Identify all lines of the data containing the string "سایر" and copy them.

— Entries taken from a collection —
++++++++++

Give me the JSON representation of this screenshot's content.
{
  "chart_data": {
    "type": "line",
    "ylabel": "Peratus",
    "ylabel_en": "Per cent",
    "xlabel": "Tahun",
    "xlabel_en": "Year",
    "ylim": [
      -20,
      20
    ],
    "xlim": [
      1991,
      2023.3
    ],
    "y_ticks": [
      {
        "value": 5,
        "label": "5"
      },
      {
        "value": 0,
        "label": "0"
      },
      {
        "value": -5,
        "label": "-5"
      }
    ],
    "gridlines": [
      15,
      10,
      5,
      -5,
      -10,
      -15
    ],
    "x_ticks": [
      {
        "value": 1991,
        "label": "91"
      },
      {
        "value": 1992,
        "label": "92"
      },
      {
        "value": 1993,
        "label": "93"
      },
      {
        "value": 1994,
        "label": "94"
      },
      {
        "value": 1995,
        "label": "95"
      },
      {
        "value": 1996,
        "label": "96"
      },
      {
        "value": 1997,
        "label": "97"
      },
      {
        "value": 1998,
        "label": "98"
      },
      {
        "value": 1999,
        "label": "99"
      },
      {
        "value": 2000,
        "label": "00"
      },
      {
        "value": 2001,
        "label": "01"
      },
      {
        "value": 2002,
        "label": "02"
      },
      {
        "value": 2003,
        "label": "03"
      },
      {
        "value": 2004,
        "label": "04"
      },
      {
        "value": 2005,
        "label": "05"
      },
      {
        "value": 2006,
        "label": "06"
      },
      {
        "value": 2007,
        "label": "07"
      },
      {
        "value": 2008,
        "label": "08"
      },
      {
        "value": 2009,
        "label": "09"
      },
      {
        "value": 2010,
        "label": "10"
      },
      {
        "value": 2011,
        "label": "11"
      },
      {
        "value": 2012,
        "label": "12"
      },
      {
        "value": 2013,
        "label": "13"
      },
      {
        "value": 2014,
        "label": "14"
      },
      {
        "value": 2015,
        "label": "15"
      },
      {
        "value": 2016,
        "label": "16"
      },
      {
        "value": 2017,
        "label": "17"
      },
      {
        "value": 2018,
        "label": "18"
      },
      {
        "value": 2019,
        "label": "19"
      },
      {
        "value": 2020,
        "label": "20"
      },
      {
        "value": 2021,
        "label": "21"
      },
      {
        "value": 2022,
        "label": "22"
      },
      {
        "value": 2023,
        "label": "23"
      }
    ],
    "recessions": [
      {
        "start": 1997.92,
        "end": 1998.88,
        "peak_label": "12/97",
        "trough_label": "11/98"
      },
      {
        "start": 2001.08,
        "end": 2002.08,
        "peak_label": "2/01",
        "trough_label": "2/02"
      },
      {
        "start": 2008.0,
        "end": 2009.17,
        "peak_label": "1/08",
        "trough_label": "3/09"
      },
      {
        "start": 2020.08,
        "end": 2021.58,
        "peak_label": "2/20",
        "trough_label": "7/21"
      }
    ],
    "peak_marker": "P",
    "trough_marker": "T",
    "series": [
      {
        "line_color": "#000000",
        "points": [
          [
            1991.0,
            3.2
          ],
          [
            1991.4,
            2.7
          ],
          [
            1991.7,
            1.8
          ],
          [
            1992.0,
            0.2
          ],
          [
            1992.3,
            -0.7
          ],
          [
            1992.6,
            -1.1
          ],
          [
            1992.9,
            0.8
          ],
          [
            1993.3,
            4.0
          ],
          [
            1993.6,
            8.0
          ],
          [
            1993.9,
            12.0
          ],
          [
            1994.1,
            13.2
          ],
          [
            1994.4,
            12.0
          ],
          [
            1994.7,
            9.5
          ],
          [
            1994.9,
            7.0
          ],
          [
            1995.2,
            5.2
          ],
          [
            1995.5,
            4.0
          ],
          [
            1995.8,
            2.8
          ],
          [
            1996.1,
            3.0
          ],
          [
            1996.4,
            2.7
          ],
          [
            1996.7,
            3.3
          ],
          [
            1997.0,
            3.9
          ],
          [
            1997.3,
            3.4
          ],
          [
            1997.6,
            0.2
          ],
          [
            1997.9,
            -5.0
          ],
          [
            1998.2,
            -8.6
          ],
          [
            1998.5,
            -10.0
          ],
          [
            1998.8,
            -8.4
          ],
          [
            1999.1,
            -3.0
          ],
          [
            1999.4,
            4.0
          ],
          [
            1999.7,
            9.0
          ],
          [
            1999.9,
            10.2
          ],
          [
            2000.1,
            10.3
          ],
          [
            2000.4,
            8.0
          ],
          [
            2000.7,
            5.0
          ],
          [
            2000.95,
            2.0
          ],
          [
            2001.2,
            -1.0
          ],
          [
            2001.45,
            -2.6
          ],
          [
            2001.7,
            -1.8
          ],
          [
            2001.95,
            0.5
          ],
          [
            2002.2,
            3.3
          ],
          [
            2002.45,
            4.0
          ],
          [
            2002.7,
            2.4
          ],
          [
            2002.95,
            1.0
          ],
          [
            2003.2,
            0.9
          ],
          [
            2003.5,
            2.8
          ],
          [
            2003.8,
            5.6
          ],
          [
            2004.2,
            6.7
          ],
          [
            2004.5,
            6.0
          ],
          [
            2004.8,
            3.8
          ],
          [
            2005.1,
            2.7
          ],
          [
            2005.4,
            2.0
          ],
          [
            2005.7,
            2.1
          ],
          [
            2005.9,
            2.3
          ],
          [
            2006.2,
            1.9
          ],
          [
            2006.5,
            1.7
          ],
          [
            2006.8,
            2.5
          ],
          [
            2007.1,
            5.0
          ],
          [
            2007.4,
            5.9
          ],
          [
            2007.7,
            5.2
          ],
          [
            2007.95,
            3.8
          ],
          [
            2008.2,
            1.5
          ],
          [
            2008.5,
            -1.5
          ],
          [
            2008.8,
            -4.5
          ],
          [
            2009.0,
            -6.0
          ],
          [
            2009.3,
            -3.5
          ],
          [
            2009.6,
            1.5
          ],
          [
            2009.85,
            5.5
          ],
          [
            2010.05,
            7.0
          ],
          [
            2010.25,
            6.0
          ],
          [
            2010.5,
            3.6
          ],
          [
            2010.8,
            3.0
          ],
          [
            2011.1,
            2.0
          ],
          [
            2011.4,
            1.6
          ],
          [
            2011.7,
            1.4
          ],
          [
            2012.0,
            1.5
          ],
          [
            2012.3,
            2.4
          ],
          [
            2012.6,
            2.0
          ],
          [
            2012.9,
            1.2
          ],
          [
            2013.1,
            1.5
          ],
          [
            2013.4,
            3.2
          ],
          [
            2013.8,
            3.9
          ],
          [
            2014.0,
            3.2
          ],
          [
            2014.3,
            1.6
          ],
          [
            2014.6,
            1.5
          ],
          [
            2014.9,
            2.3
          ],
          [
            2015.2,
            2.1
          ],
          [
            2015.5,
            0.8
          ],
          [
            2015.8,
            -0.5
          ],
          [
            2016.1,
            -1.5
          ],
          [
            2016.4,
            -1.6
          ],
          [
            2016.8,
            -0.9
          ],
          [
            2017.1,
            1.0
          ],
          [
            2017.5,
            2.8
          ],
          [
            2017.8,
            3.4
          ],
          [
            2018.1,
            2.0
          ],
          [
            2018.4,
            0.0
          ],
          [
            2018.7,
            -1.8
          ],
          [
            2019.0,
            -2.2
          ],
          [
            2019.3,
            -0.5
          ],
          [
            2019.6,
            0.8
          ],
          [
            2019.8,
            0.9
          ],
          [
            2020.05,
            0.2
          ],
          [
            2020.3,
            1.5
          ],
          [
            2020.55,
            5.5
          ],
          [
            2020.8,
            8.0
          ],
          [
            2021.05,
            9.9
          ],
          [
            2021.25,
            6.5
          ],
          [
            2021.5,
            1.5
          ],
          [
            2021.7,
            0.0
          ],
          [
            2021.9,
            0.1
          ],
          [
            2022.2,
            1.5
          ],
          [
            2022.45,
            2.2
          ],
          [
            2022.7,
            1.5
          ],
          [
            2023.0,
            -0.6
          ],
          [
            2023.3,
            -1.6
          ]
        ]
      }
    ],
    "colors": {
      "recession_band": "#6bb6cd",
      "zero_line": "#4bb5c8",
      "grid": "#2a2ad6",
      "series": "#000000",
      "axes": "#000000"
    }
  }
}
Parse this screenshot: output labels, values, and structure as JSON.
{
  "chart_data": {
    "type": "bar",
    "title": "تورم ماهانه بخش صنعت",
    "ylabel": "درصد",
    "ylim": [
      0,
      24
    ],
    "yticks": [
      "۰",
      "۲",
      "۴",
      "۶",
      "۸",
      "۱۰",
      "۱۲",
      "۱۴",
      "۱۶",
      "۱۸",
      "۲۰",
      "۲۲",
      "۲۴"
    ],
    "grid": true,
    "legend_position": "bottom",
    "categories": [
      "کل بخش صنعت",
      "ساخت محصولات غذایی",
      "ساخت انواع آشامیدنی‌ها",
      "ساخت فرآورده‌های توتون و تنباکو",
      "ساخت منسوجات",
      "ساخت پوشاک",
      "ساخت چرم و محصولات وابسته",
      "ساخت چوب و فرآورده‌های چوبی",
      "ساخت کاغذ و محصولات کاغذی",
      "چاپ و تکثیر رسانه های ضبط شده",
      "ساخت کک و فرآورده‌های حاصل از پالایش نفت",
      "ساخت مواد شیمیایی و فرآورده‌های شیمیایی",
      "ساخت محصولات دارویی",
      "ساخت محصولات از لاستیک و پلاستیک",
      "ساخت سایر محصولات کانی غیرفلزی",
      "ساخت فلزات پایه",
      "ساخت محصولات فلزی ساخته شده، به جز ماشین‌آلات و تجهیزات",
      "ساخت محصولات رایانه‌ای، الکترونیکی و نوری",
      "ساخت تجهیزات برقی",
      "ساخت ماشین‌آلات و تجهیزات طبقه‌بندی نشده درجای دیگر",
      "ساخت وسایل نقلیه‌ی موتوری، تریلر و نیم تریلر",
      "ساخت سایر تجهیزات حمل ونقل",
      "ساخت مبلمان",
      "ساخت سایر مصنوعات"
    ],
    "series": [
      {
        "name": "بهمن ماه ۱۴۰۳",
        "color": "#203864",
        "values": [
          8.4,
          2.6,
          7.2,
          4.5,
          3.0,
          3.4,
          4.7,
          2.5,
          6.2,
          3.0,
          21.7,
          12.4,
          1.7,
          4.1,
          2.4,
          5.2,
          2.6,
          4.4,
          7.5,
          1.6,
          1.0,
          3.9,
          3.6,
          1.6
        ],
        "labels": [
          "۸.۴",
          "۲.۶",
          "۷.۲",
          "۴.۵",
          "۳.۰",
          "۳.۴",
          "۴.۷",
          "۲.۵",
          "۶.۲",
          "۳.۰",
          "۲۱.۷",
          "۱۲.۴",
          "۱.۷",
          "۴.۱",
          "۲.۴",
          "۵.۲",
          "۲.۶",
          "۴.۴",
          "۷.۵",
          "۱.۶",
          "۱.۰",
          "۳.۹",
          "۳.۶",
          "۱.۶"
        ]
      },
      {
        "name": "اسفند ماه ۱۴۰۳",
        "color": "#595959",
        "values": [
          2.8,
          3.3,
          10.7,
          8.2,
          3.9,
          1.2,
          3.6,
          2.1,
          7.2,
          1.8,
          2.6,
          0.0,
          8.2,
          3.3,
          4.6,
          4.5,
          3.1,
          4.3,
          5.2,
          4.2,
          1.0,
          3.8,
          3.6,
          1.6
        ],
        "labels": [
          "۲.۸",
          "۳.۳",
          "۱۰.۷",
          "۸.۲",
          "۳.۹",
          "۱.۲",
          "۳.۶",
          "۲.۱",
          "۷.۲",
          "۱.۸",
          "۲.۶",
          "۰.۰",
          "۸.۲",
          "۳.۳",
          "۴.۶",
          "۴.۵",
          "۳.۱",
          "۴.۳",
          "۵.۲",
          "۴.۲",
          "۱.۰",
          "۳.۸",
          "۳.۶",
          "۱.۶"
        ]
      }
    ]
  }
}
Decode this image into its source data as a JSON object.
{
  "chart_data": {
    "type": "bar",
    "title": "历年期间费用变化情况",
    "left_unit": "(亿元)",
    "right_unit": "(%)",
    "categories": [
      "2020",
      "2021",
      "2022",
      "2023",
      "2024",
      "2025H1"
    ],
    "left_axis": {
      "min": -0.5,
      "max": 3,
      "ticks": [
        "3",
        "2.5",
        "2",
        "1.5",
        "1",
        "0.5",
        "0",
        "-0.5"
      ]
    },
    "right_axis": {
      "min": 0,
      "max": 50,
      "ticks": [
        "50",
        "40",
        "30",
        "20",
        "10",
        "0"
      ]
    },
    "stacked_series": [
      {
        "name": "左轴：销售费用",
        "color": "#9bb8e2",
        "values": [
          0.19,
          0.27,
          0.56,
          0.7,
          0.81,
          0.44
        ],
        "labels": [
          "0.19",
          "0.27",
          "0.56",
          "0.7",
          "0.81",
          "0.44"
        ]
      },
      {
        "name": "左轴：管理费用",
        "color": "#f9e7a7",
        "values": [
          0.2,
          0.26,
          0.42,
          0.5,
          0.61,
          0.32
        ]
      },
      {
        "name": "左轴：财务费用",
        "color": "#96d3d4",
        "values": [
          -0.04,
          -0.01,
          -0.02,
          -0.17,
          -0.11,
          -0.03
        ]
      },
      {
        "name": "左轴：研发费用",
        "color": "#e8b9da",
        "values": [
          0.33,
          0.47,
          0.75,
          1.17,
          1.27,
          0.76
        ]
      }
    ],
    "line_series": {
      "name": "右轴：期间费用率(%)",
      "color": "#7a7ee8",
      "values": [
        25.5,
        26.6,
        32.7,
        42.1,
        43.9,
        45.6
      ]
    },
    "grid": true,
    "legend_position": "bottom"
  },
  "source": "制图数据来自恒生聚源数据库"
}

++++++++++

— Finished task —
      "ساخت سایر محصولات کانی غیرفلزی",
      "ساخت سایر تجهیزات حمل ونقل",
      "ساخت سایر مصنوعات"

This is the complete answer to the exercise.